Direction
Look through the listing and locate every line containing the word "sequência"; copy those lines.
*** The input
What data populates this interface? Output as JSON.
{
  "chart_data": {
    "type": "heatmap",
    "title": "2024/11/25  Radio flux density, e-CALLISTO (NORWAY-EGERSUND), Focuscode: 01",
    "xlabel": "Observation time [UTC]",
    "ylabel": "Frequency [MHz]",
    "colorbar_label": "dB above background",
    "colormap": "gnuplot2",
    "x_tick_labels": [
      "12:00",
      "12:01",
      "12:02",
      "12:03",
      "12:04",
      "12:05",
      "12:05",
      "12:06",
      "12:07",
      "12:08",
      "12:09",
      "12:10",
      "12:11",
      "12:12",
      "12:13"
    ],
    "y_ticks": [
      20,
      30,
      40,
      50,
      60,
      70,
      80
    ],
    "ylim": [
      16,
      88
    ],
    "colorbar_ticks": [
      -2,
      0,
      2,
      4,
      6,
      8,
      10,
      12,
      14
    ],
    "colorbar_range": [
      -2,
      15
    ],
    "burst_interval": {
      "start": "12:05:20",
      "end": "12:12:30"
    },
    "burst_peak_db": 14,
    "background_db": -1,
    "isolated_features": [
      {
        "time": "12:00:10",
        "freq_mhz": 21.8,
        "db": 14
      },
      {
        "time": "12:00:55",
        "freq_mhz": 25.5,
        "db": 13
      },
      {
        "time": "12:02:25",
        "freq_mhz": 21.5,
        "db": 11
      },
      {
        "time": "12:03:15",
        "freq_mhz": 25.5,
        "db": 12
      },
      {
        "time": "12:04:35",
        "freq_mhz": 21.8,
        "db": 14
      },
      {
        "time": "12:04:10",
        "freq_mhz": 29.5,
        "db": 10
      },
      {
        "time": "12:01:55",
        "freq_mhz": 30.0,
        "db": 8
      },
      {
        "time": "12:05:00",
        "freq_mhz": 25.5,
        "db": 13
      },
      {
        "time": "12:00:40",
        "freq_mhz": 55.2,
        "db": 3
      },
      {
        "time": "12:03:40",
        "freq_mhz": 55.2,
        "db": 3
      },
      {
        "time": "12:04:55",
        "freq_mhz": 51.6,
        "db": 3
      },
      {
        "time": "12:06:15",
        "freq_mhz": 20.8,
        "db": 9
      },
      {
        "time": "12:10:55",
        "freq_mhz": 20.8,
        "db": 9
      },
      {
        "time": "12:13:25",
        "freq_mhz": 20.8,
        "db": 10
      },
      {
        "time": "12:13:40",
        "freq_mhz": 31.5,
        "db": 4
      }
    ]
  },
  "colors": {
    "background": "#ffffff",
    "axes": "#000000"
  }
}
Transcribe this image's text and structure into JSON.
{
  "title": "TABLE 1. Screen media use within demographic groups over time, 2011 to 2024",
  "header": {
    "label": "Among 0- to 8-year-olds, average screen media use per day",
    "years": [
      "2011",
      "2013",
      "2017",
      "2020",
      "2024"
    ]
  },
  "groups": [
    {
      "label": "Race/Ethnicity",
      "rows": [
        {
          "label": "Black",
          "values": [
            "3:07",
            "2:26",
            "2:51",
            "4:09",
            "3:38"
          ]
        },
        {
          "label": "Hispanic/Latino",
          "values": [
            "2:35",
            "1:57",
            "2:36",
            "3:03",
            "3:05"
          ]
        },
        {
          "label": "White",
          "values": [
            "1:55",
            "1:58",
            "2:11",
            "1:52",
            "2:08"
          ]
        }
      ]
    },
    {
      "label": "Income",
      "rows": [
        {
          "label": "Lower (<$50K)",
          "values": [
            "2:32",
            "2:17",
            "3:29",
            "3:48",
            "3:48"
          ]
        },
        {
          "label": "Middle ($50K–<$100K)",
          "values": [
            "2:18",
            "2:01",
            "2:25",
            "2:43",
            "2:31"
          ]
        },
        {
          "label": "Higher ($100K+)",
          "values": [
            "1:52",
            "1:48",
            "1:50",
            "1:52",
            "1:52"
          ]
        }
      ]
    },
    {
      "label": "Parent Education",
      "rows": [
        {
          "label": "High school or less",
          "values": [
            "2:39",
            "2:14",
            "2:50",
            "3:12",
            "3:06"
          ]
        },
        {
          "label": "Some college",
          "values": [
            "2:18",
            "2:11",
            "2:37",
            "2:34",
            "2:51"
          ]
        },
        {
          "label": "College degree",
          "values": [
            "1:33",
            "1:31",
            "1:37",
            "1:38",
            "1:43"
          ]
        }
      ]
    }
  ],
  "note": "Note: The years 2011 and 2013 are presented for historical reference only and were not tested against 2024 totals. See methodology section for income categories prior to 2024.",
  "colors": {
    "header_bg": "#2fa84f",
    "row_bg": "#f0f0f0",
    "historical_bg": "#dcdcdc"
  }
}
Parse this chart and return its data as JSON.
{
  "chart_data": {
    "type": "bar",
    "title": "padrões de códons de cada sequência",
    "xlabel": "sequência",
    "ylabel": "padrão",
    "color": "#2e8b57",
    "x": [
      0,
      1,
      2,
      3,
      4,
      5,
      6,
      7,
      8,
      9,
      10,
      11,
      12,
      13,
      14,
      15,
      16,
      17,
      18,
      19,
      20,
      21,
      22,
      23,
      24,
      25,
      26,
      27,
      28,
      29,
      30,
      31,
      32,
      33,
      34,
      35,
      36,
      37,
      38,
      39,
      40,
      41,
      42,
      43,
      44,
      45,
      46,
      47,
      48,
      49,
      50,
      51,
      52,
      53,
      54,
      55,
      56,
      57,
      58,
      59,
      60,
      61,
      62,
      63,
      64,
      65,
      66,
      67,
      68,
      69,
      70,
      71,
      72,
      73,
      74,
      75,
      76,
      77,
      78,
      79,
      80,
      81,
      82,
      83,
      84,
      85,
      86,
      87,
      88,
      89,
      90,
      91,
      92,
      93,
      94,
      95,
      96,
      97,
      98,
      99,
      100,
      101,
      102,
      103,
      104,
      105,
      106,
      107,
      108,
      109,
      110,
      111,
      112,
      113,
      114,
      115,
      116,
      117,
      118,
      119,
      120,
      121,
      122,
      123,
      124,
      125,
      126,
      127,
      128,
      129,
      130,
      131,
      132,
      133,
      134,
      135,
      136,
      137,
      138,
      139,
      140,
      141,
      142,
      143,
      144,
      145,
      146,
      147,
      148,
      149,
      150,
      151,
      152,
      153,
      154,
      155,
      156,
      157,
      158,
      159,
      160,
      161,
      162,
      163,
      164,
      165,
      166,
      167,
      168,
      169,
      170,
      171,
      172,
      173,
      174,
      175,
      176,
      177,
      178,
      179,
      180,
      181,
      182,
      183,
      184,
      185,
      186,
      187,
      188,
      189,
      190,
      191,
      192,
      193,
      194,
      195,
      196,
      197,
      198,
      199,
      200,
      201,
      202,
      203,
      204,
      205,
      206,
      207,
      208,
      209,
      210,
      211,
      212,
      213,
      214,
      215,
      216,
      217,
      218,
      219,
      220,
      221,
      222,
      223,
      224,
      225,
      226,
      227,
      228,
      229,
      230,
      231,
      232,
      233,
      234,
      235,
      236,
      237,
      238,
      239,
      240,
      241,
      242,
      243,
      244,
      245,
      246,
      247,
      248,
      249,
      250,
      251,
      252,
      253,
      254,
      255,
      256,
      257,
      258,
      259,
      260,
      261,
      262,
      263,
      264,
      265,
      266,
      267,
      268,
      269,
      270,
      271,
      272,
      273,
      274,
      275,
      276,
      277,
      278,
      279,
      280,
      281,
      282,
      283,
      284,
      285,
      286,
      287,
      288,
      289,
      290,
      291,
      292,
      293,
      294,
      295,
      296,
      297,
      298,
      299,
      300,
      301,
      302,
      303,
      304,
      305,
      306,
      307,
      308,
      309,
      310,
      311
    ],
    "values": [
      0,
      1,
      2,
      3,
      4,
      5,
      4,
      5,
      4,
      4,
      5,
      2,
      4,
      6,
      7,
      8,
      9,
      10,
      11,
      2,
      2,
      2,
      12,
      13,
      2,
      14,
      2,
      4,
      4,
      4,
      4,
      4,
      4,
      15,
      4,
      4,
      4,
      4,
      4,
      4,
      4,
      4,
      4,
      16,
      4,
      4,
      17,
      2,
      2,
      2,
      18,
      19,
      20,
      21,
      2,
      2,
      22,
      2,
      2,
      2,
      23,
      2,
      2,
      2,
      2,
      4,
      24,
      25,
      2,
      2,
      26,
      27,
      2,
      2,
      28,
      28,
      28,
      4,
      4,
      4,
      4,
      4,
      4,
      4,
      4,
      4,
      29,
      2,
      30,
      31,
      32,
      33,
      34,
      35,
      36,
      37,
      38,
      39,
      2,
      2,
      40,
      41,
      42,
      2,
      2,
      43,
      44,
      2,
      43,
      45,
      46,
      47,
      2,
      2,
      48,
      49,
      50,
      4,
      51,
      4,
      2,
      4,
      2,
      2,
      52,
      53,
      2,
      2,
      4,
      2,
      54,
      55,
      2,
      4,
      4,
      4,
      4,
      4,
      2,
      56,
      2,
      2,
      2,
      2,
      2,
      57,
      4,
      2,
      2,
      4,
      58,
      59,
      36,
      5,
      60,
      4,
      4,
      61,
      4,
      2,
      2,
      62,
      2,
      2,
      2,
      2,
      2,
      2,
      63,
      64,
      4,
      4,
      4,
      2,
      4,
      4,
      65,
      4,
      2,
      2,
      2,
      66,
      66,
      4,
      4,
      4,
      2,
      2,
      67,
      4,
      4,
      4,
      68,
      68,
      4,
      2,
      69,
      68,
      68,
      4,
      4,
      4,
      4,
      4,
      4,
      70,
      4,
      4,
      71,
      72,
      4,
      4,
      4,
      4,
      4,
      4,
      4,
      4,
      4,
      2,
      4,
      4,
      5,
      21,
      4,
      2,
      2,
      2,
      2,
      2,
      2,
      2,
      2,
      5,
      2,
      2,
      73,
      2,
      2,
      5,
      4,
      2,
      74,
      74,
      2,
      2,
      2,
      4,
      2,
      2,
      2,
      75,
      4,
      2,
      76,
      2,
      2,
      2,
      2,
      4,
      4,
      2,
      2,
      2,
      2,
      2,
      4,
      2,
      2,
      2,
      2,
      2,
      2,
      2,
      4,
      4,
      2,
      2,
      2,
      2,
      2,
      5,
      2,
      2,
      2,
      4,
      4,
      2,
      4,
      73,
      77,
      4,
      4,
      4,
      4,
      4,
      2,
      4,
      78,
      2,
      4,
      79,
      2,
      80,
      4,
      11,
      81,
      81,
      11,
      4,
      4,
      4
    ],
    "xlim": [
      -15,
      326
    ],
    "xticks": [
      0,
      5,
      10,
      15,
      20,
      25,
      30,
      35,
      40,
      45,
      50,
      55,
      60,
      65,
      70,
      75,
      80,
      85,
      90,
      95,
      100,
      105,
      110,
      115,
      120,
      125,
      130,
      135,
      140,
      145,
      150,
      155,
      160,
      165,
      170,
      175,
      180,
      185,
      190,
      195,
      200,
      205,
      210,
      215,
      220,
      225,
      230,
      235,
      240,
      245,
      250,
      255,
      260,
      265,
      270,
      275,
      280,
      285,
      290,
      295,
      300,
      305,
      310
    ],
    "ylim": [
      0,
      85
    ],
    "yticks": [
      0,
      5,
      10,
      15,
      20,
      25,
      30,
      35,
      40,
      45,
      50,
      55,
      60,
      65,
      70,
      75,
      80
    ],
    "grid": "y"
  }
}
******
Full answer
    "title": "padrões de códons de cada sequência",
    "xlabel": "sequência",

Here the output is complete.